Dataset items
____

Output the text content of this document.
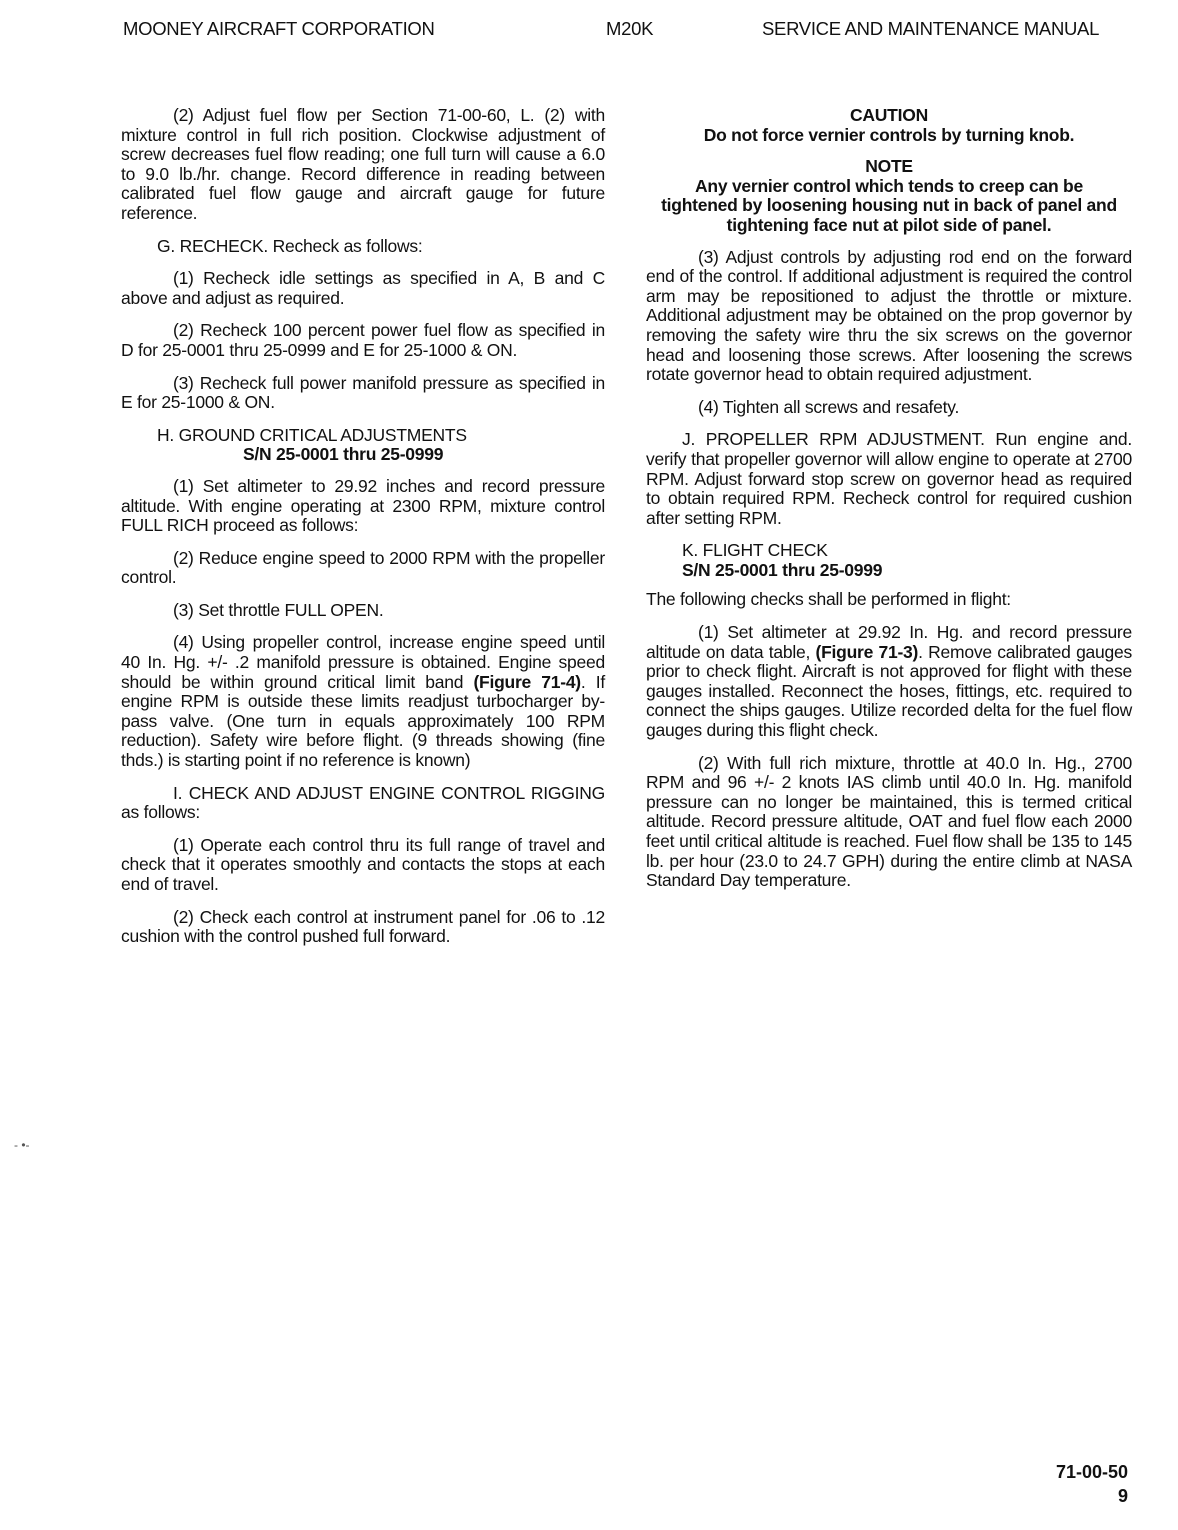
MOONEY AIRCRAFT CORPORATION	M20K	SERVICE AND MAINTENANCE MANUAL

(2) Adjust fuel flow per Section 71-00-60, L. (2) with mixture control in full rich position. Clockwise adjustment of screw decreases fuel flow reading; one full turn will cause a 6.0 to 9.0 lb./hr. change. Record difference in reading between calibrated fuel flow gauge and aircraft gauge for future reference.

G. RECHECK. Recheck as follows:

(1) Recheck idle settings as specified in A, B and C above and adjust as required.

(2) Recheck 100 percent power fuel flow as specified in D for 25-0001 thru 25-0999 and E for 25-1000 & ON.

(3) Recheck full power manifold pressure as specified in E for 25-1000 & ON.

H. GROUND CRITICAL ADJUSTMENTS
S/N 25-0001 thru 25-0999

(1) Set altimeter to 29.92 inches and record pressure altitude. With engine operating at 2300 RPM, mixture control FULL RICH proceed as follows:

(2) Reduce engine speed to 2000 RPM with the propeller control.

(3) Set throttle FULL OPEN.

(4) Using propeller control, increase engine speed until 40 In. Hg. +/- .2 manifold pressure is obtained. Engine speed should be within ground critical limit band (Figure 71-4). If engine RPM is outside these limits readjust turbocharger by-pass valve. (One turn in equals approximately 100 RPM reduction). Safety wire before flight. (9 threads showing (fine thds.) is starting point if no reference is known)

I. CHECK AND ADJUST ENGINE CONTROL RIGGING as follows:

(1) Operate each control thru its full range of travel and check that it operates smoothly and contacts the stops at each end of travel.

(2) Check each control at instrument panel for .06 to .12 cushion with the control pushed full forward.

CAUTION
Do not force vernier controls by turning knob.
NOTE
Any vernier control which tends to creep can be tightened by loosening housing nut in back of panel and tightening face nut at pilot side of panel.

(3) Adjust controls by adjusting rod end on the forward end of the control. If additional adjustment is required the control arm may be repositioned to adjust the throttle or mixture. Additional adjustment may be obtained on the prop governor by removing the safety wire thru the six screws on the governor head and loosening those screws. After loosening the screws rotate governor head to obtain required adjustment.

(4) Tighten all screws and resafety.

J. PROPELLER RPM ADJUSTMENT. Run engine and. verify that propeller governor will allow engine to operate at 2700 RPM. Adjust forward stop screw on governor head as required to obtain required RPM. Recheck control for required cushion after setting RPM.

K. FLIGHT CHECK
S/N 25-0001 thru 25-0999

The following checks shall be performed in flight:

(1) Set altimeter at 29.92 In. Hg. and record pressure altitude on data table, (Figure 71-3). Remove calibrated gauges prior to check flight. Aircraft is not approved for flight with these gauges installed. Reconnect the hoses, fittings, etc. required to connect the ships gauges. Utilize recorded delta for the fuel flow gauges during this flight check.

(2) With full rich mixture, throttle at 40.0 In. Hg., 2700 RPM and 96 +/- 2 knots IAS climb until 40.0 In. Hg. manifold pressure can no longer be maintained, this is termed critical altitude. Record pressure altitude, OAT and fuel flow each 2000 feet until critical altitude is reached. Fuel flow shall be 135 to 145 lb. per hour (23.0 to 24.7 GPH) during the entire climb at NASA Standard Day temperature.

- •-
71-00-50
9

____

• _Task to complete_
Pull every line containing "specified" out of the records.

• _Answer to the exercise_
(1) Recheck idle settings as specified in A, B and C above and adjust as required.
(2) Recheck 100 percent power fuel flow as specified in D for 25-0001 thru 25-0999 and E for 25-1000 & ON.
(3) Recheck full power manifold pressure as specified in E for 25-1000 & ON.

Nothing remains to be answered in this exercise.